>> Begin Extract to read

New research published in the journal Applied Cognitive Psychology suggests that a tendency to readily believe conspiracy theories coincides with a general mistrust of others. Two experimental studies found that people with a higher conspiracy mentality were less trusting of unfamiliar faces, regardless of whether or not the faces displayed cues of trustworthiness.
Many psychology researchers have aspired to understand the psychological underpinnings of a conspiratorial worldview, asking the question — what drives people to believe in conspiracy theories? A mistrust of others has been identified as a key component of conspiracy belief but the exact nature of this mistrust is unknown.
Study authors Marius Frenken and Roland Imhoff wondered whether this mistrust of others is adaptive or maladaptive. In an attempt to answer this question, they explored whether people with a conspiracy mentality are overly sensitive to cues of untrustworthiness, under sensitive to cues of trustworthiness, or whether they express a non-specific mistrust regardless of trustworthiness cues.

>> End Extract to read
>> Begin Entries supplied

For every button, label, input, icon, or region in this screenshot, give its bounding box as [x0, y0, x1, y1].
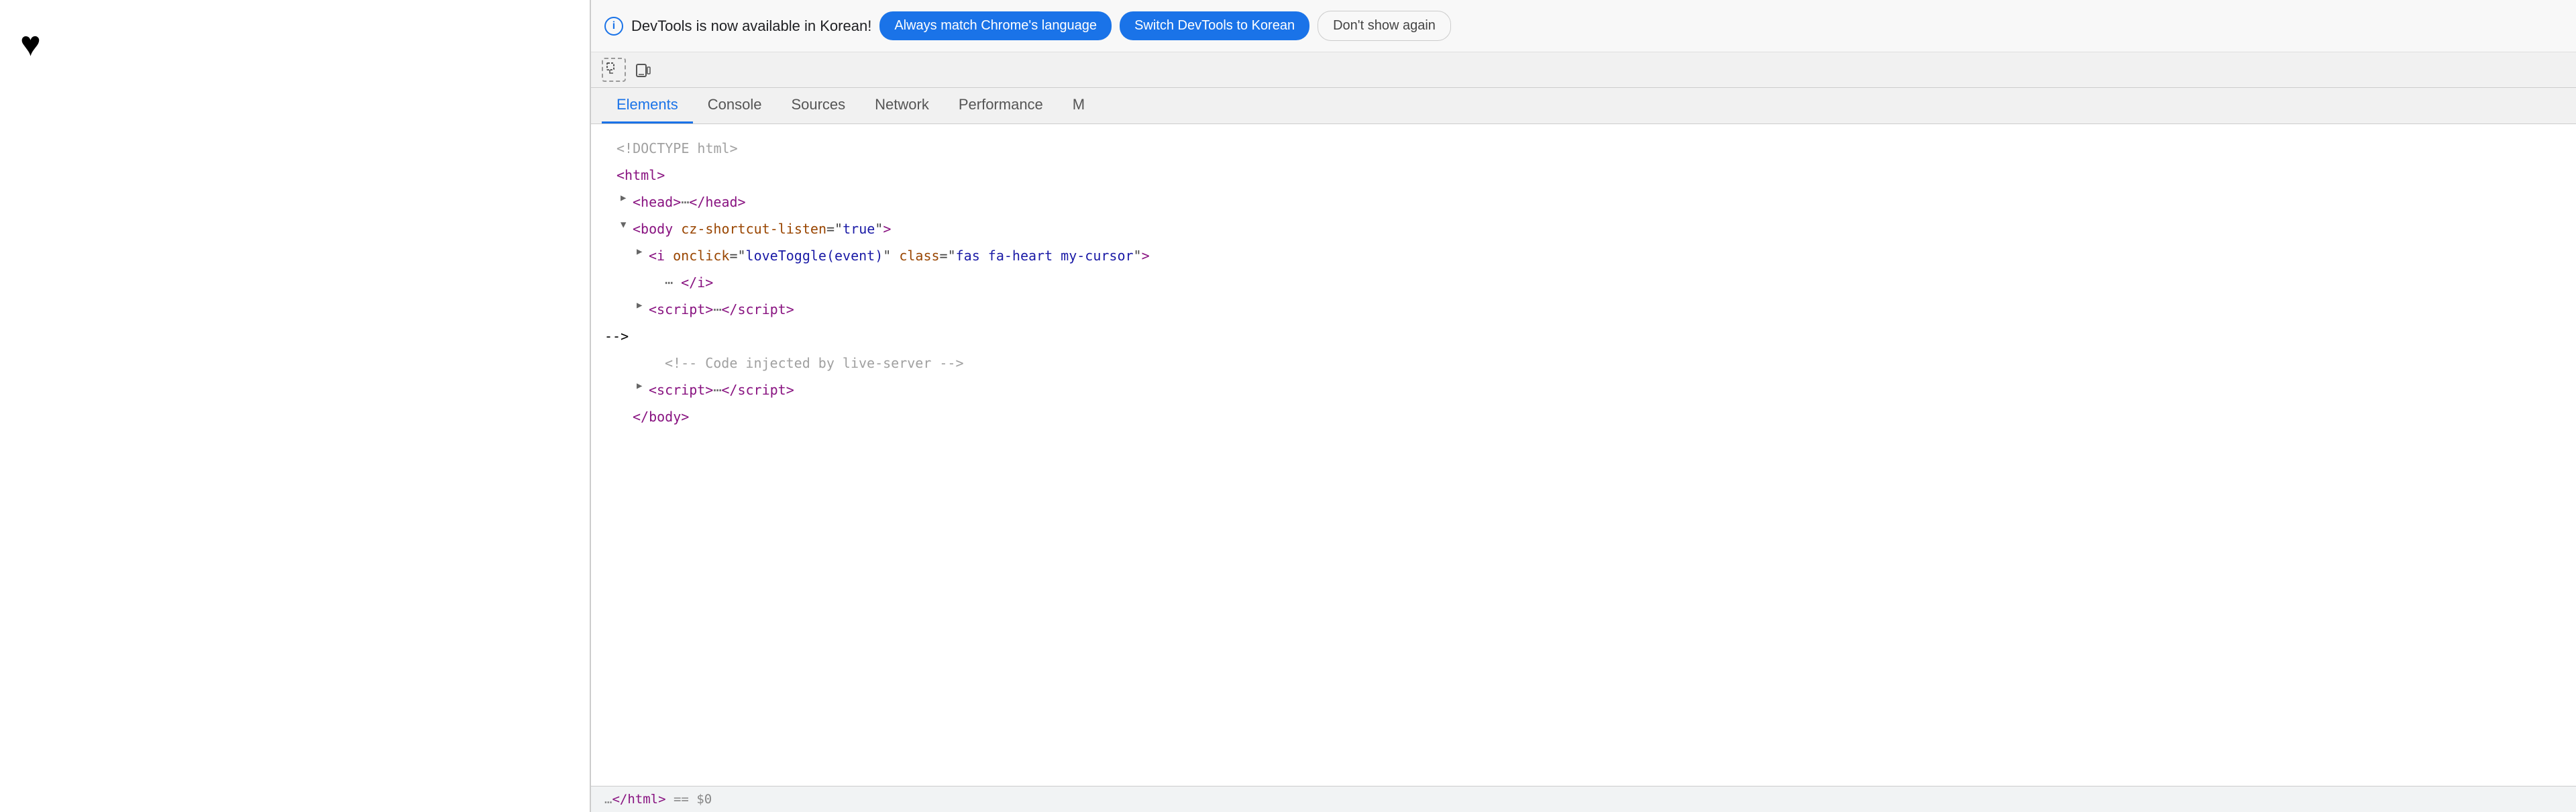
dom-i-ellipsis: ⋯ </i> — [604, 269, 2563, 296]
tab-sources[interactable]: Sources — [776, 88, 860, 123]
devtools-toolbar — [591, 52, 2576, 88]
dom-i-tag[interactable]: <i onclick="loveToggle(event)" class="fa… — [604, 242, 2563, 269]
tab-performance[interactable]: Performance — [944, 88, 1058, 123]
webpage-preview: ♥ — [0, 0, 590, 812]
device-mode-icon[interactable] — [631, 58, 655, 82]
info-icon: i — [604, 17, 623, 36]
dom-comment: <!-- Code injected by live-server --> — [604, 350, 2563, 376]
dom-script1[interactable]: <script>⋯</script> — [604, 296, 2563, 323]
dont-show-button[interactable]: Don't show again — [1318, 11, 1451, 41]
dom-doctype: <!DOCTYPE html> — [604, 135, 2563, 162]
dom-body-open[interactable]: <body cz-shortcut-listen="true" > — [604, 215, 2563, 242]
status-bar: …</html> == $0 — [591, 786, 2576, 812]
notification-bar: i DevTools is now available in Korean! A… — [591, 0, 2576, 52]
heart-icon: ♥ — [20, 27, 41, 62]
elements-panel: <!DOCTYPE html> <html> <head>⋯</head> <b… — [591, 124, 2576, 786]
notification-message: DevTools is now available in Korean! — [631, 17, 871, 35]
always-match-button[interactable]: Always match Chrome's language — [879, 11, 1112, 40]
dom-body-close: </body> — [604, 403, 2563, 430]
switch-devtools-button[interactable]: Switch DevTools to Korean — [1120, 11, 1309, 40]
tab-more[interactable]: M — [1058, 88, 1099, 123]
tab-network[interactable]: Network — [860, 88, 944, 123]
devtools-tabs: Elements Console Sources Network Perform… — [591, 88, 2576, 124]
inspect-element-icon[interactable] — [602, 58, 626, 82]
dom-script2[interactable]: <script>⋯</script> — [604, 376, 2563, 403]
devtools-panel: i DevTools is now available in Korean! A… — [590, 0, 2576, 812]
status-text: …</html> == $0 — [604, 792, 712, 807]
tab-elements[interactable]: Elements — [602, 88, 693, 123]
dom-html-open: <html> — [604, 162, 2563, 189]
dom-head[interactable]: <head>⋯</head> — [604, 189, 2563, 215]
tab-console[interactable]: Console — [693, 88, 777, 123]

>> End Entries supplied

Task details: Please resume the article on conspiracy belief and mistrust of faces from the end of its last sentence. You can skip the material; it isn't needed here.

Result of the task:
“The extent to which people believe in conspiracy theories points to a conflict between two elementary human abilities: being suspicious to detect cheating versus trusting others, for example as informational sources,” explained Frenken, a doctoral research assistant at the Johannes Gutenberg-University Mainz.
“As conspiracy theories are often an expression of mistrust against institutions, experts, and science, we were interested if this conspiracy-related mistrust in the public domain also plays a role in the immediate interpersonal contact. Another intention was to examine if this increased mistrust either grounds on a better cheater detection or on a worse trust detection or just on generally higher levels of mistrust among conspiracy believers.”
If people with a conspiracy mentality are especially good at detecting when someone is untrustworthy, a conspiratorial worldview might be adaptive in that it helps people detect others with malicious intentions. But if people with a conspiracy mentality are instead less able to detect when someone is trustworthy, this worldview should be maladaptive since it carries the social costs of eschewing trustworthy people.
However, if people with a conspiracy mentality are generally mistrusting of others regardless of trustworthiness cues, this worldview might have been adaptive in ancestral times but less adaptive now. In earlier times, the benefits of avoiding distrustful people likely outweighed the costs of missing out on trustworthy people, while in current times, being overly distrustful may lead to stigmatization.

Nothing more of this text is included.